**TASK REQUIREMENTS**:
All entries are to be quoted exactly; the images stay out of the copy.

Rows from a figure dataset:
* * * *

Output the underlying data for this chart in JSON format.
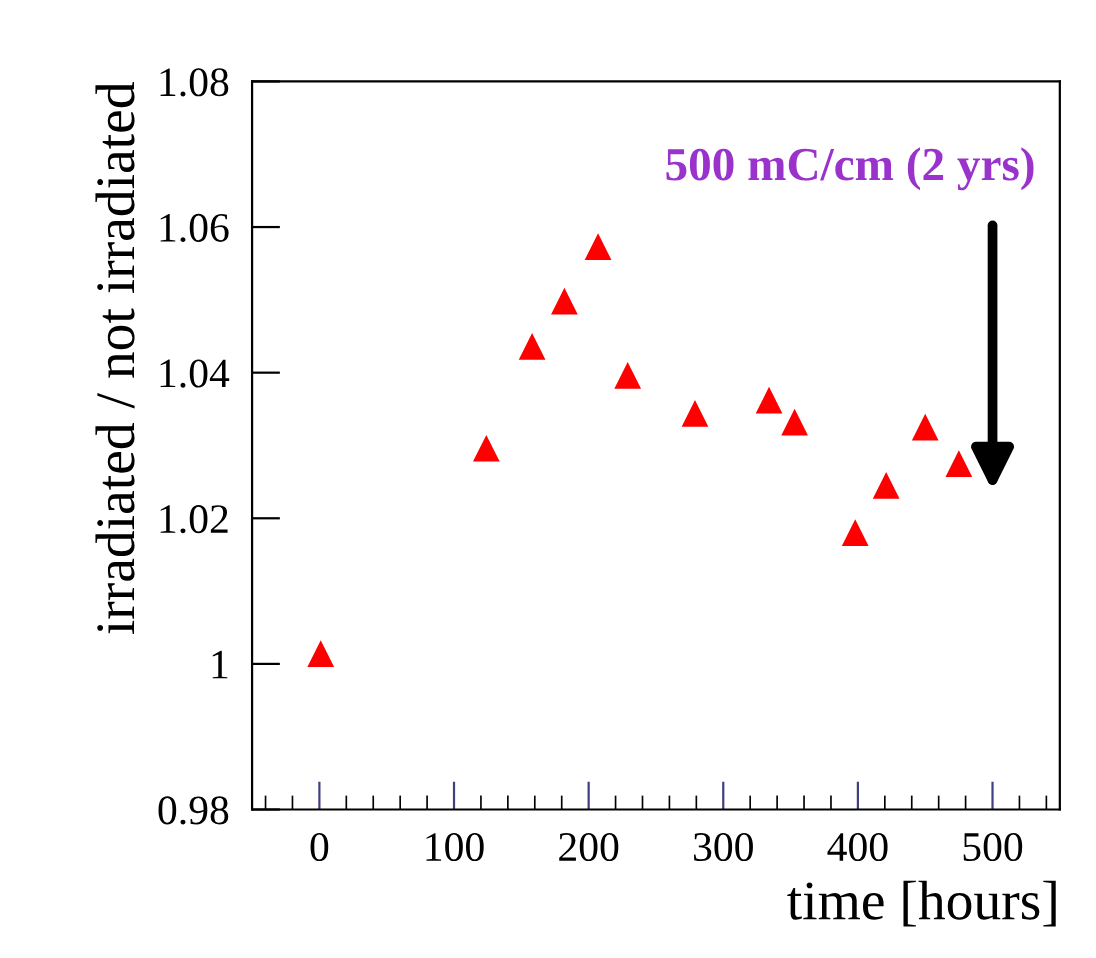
{
  "chart_data": {
    "type": "scatter",
    "xlabel": "time [hours]",
    "ylabel": "irradiated / not irradiated",
    "x": [
      1,
      124,
      158,
      182,
      207,
      229,
      279,
      334,
      353,
      398,
      421,
      450,
      475
    ],
    "series": [
      {
        "color": "#ff0000",
        "values": [
          1.0013,
          1.0295,
          1.0435,
          1.0497,
          1.0572,
          1.0395,
          1.0343,
          1.0361,
          1.0331,
          1.0179,
          1.0244,
          1.0324,
          1.0274
        ]
      }
    ],
    "marker": "triangle",
    "xlim": [
      -50,
      550
    ],
    "ylim": [
      0.98,
      1.08
    ],
    "xticks": [
      0,
      100,
      200,
      300,
      400,
      500
    ],
    "yticks": [
      0.98,
      1,
      1.02,
      1.04,
      1.06,
      1.08
    ],
    "grid": false,
    "legend": false,
    "annotations": [
      "500 mC/cm (2 yrs)"
    ]
  }
}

* * * *

**ANSWER TO THE EXERCISE**:
Output the underlying data for this chart in JSON format.
{
  "chart_data": {
    "type": "scatter",
    "xlabel": "time [hours]",
    "ylabel": "irradiated / not irradiated",
    "x": [
      1,
      124,
      158,
      182,
      207,
      229,
      279,
      334,
      353,
      398,
      421,
      450,
      475
    ],
    "series": [
      {
        "color": "#ff0000",
        "values": [
          1.0013,
          1.0295,
          1.0435,
          1.0497,
          1.0572,
          1.0395,
          1.0343,
          1.0361,
          1.0331,
          1.0179,
          1.0244,
          1.0324,
          1.0274
        ]
      }
    ],
    "marker": "triangle",
    "xlim": [
      -50,
      550
    ],
    "ylim": [
      0.98,
      1.08
    ],
    "xticks": [
      0,
      100,
      200,
      300,
      400,
      500
    ],
    "yticks": [
      0.98,
      1,
      1.02,
      1.04,
      1.06,
      1.08
    ],
    "grid": false,
    "legend": false,
    "annotations": [
      "500 mC/cm (2 yrs)"
    ]
  }
}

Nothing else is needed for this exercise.